What is the count of lines in the listing below that hold the string "JSON"? Reply with that number alone.

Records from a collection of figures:
########################################

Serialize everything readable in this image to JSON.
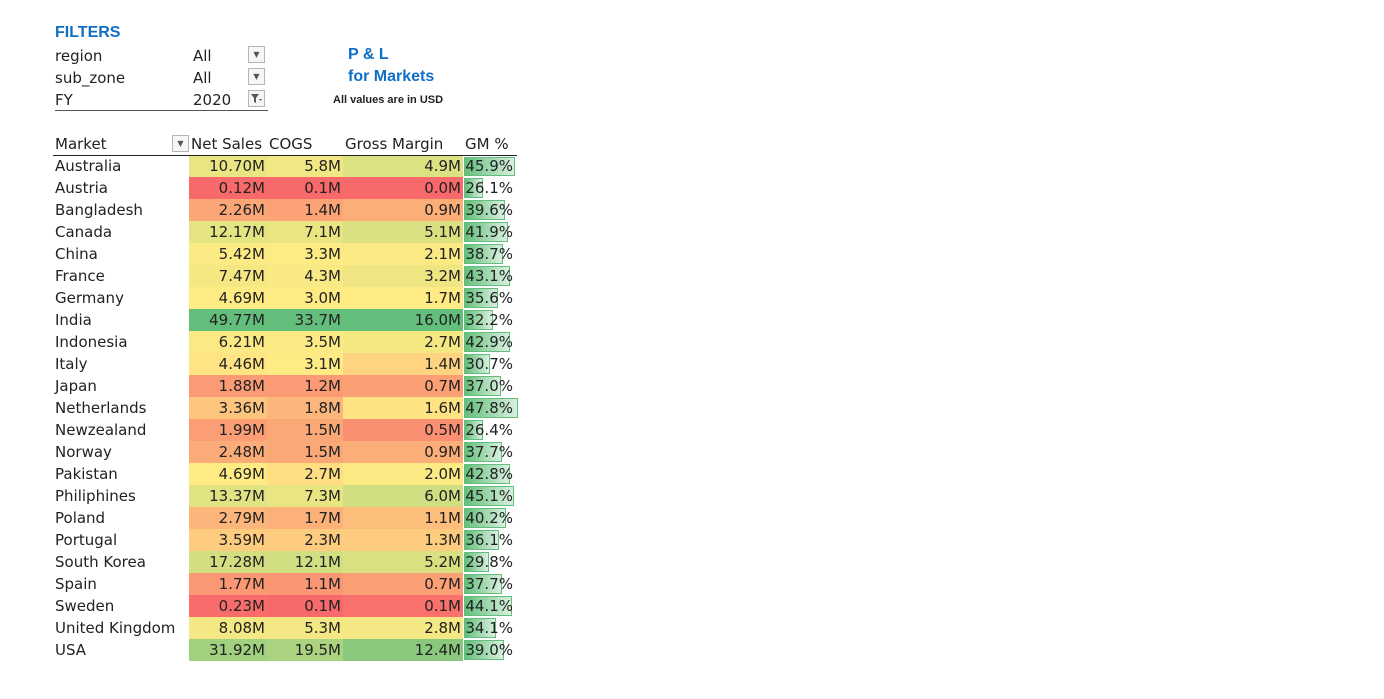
{
  "filters": {
    "title": "FILTERS",
    "items": [
      {
        "label": "region",
        "value": "All",
        "icon": "dropdown-arrow-icon"
      },
      {
        "label": "sub_zone",
        "value": "All",
        "icon": "dropdown-arrow-icon"
      },
      {
        "label": "FY",
        "value": "2020",
        "icon": "filter-active-icon"
      }
    ]
  },
  "report": {
    "title_line1": "P & L",
    "title_line2": "for Markets",
    "note": "All values are in USD",
    "title_color": "#0f6fc6"
  },
  "table": {
    "headers": [
      "Market",
      "Net Sales",
      "COGS",
      "Gross Margin",
      "GM %"
    ],
    "rows": [
      {
        "market": "Australia",
        "net_sales": "10.70M",
        "cogs": "5.8M",
        "gross_margin": "4.9M",
        "gm_pct": "45.9%"
      },
      {
        "market": "Austria",
        "net_sales": "0.12M",
        "cogs": "0.1M",
        "gross_margin": "0.0M",
        "gm_pct": "26.1%"
      },
      {
        "market": "Bangladesh",
        "net_sales": "2.26M",
        "cogs": "1.4M",
        "gross_margin": "0.9M",
        "gm_pct": "39.6%"
      },
      {
        "market": "Canada",
        "net_sales": "12.17M",
        "cogs": "7.1M",
        "gross_margin": "5.1M",
        "gm_pct": "41.9%"
      },
      {
        "market": "China",
        "net_sales": "5.42M",
        "cogs": "3.3M",
        "gross_margin": "2.1M",
        "gm_pct": "38.7%"
      },
      {
        "market": "France",
        "net_sales": "7.47M",
        "cogs": "4.3M",
        "gross_margin": "3.2M",
        "gm_pct": "43.1%"
      },
      {
        "market": "Germany",
        "net_sales": "4.69M",
        "cogs": "3.0M",
        "gross_margin": "1.7M",
        "gm_pct": "35.6%"
      },
      {
        "market": "India",
        "net_sales": "49.77M",
        "cogs": "33.7M",
        "gross_margin": "16.0M",
        "gm_pct": "32.2%"
      },
      {
        "market": "Indonesia",
        "net_sales": "6.21M",
        "cogs": "3.5M",
        "gross_margin": "2.7M",
        "gm_pct": "42.9%"
      },
      {
        "market": "Italy",
        "net_sales": "4.46M",
        "cogs": "3.1M",
        "gross_margin": "1.4M",
        "gm_pct": "30.7%"
      },
      {
        "market": "Japan",
        "net_sales": "1.88M",
        "cogs": "1.2M",
        "gross_margin": "0.7M",
        "gm_pct": "37.0%"
      },
      {
        "market": "Netherlands",
        "net_sales": "3.36M",
        "cogs": "1.8M",
        "gross_margin": "1.6M",
        "gm_pct": "47.8%"
      },
      {
        "market": "Newzealand",
        "net_sales": "1.99M",
        "cogs": "1.5M",
        "gross_margin": "0.5M",
        "gm_pct": "26.4%"
      },
      {
        "market": "Norway",
        "net_sales": "2.48M",
        "cogs": "1.5M",
        "gross_margin": "0.9M",
        "gm_pct": "37.7%"
      },
      {
        "market": "Pakistan",
        "net_sales": "4.69M",
        "cogs": "2.7M",
        "gross_margin": "2.0M",
        "gm_pct": "42.8%"
      },
      {
        "market": "Philiphines",
        "net_sales": "13.37M",
        "cogs": "7.3M",
        "gross_margin": "6.0M",
        "gm_pct": "45.1%"
      },
      {
        "market": "Poland",
        "net_sales": "2.79M",
        "cogs": "1.7M",
        "gross_margin": "1.1M",
        "gm_pct": "40.2%"
      },
      {
        "market": "Portugal",
        "net_sales": "3.59M",
        "cogs": "2.3M",
        "gross_margin": "1.3M",
        "gm_pct": "36.1%"
      },
      {
        "market": "South Korea",
        "net_sales": "17.28M",
        "cogs": "12.1M",
        "gross_margin": "5.2M",
        "gm_pct": "29.8%"
      },
      {
        "market": "Spain",
        "net_sales": "1.77M",
        "cogs": "1.1M",
        "gross_margin": "0.7M",
        "gm_pct": "37.7%"
      },
      {
        "market": "Sweden",
        "net_sales": "0.23M",
        "cogs": "0.1M",
        "gross_margin": "0.1M",
        "gm_pct": "44.1%"
      },
      {
        "market": "United Kingdom",
        "net_sales": "8.08M",
        "cogs": "5.3M",
        "gross_margin": "2.8M",
        "gm_pct": "34.1%"
      },
      {
        "market": "USA",
        "net_sales": "31.92M",
        "cogs": "19.5M",
        "gross_margin": "12.4M",
        "gm_pct": "39.0%"
      }
    ],
    "heatmap_colors": {
      "low": "#f8696b",
      "mid": "#ffeb84",
      "high": "#63be7b"
    },
    "databar_color": "#63be7b"
  }
}
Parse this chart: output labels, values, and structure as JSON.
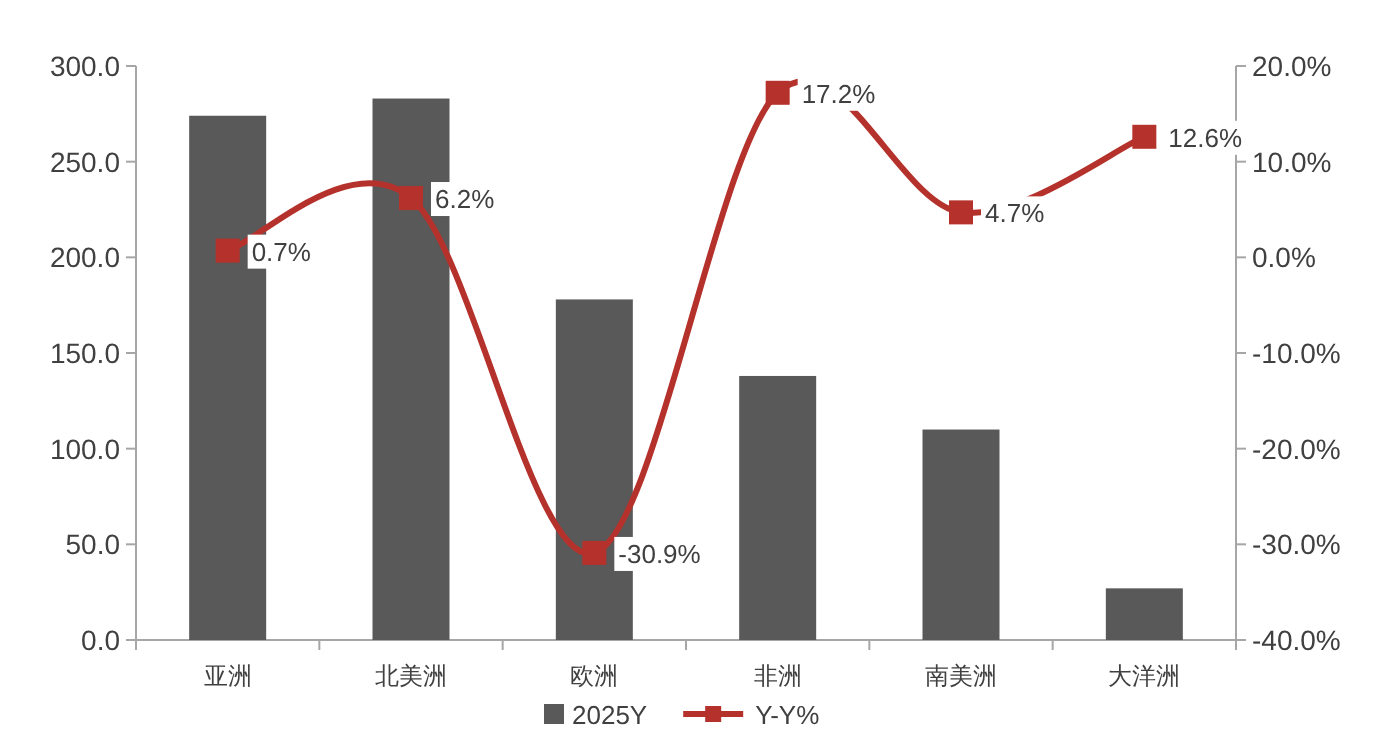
{
  "chart_data": {
    "type": "bar",
    "categories": [
      "亚洲",
      "北美洲",
      "欧洲",
      "非洲",
      "南美洲",
      "大洋洲"
    ],
    "series": [
      {
        "name": "2025Y",
        "color": "#595959",
        "values": [
          274,
          283,
          178,
          138,
          110,
          27
        ]
      },
      {
        "name": "Y-Y%",
        "type": "line",
        "axis": "y2",
        "color": "#b5312c",
        "marker": "square",
        "values": [
          0.7,
          6.2,
          -30.9,
          17.2,
          4.7,
          12.6
        ],
        "value_labels": [
          "0.7%",
          "6.2%",
          "-30.9%",
          "17.2%",
          "4.7%",
          "12.6%"
        ]
      }
    ],
    "ylim": [
      0,
      300
    ],
    "yticks": [
      {
        "value": 0,
        "label": "0.0"
      },
      {
        "value": 50,
        "label": "50.0"
      },
      {
        "value": 100,
        "label": "100.0"
      },
      {
        "value": 150,
        "label": "150.0"
      },
      {
        "value": 200,
        "label": "200.0"
      },
      {
        "value": 250,
        "label": "250.0"
      },
      {
        "value": 300,
        "label": "300.0"
      }
    ],
    "y2lim": [
      -40,
      20
    ],
    "y2ticks": [
      {
        "value": -40,
        "label": "-40.0%"
      },
      {
        "value": -30,
        "label": "-30.0%"
      },
      {
        "value": -20,
        "label": "-20.0%"
      },
      {
        "value": -10,
        "label": "-10.0%"
      },
      {
        "value": 0,
        "label": "0.0%"
      },
      {
        "value": 10,
        "label": "10.0%"
      },
      {
        "value": 20,
        "label": "20.0%"
      }
    ],
    "legend": "bottom",
    "grid": false
  }
}
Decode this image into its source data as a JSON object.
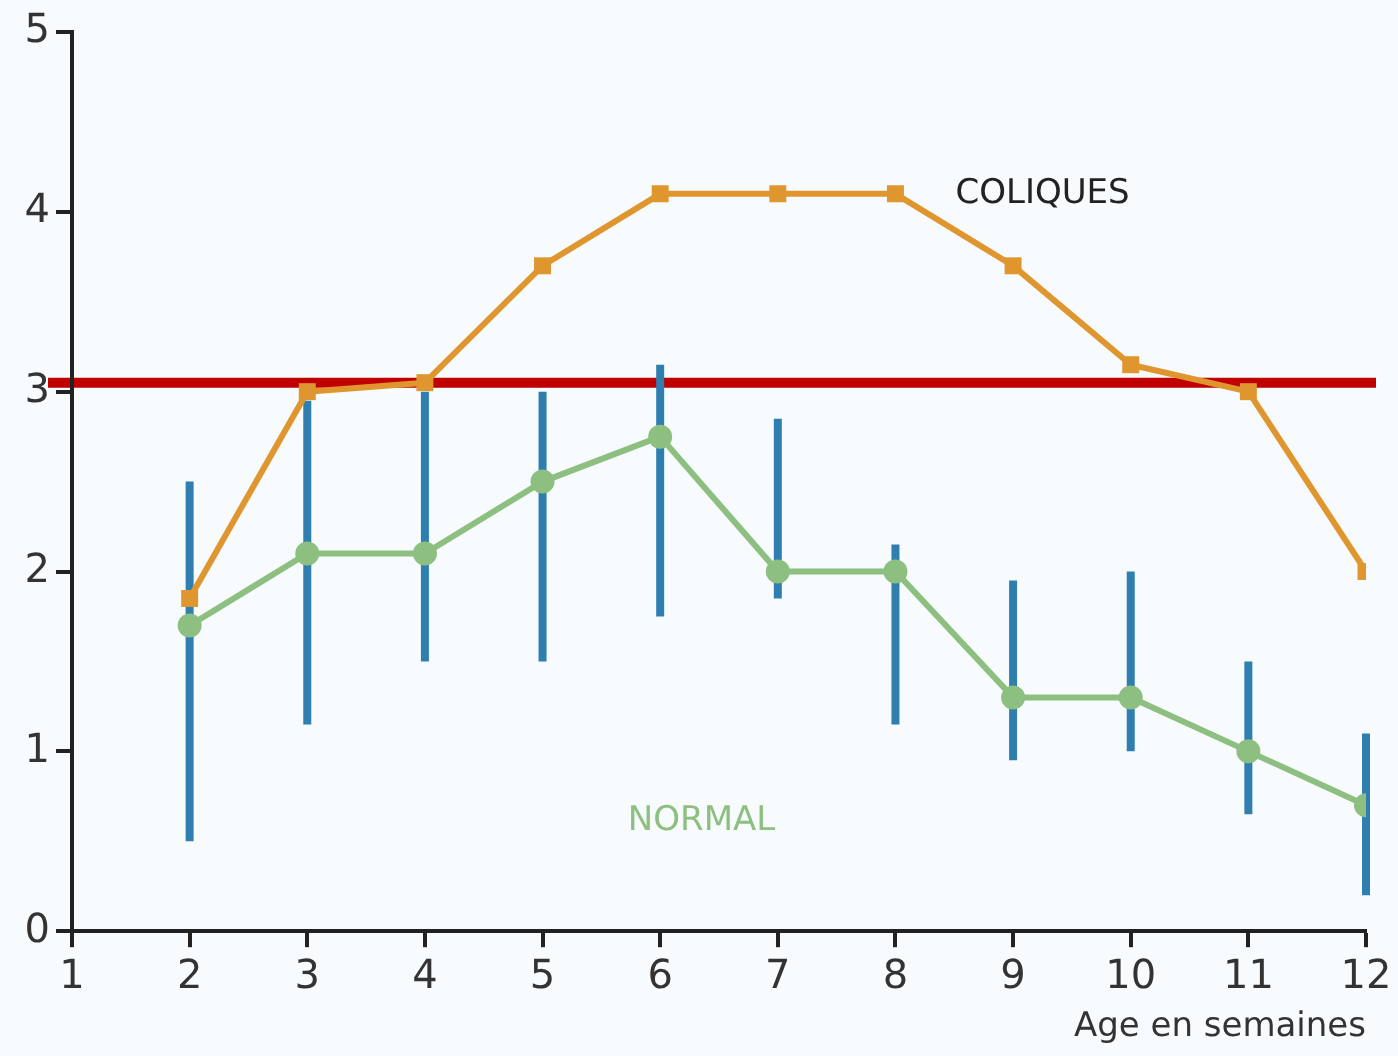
{
  "chart_data": {
    "type": "line",
    "xlabel": "Age en semaines",
    "x": [
      2,
      3,
      4,
      5,
      6,
      7,
      8,
      9,
      10,
      11,
      12
    ],
    "series": [
      {
        "name": "COLIQUES",
        "color": "#e0962e",
        "marker": "square",
        "values": [
          1.85,
          3.0,
          3.05,
          3.7,
          4.1,
          4.1,
          4.1,
          3.7,
          3.15,
          3.0,
          2.0
        ]
      },
      {
        "name": "NORMAL",
        "color": "#8dbf80",
        "marker": "circle",
        "values": [
          1.7,
          2.1,
          2.1,
          2.5,
          2.75,
          2.0,
          2.0,
          1.3,
          1.3,
          1.0,
          0.7
        ],
        "errors": [
          [
            0.5,
            2.5
          ],
          [
            1.15,
            2.95
          ],
          [
            1.5,
            3.0
          ],
          [
            1.5,
            3.0
          ],
          [
            1.75,
            3.15
          ],
          [
            1.85,
            2.85
          ],
          [
            1.15,
            2.15
          ],
          [
            0.95,
            1.95
          ],
          [
            1.0,
            2.0
          ],
          [
            0.65,
            1.5
          ],
          [
            0.2,
            1.1
          ]
        ]
      }
    ],
    "xlim": [
      1,
      12
    ],
    "xticks": [
      1,
      2,
      3,
      4,
      5,
      6,
      7,
      8,
      9,
      10,
      11,
      12
    ],
    "ylim": [
      0,
      5
    ],
    "yticks": [
      0,
      1,
      2,
      3,
      4,
      5
    ],
    "ref_lines": [
      {
        "axis": "y",
        "value": 3.05,
        "color": "#c00000"
      }
    ],
    "grid": false,
    "legend": false
  }
}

########################################

> [Response to the exercise]:
3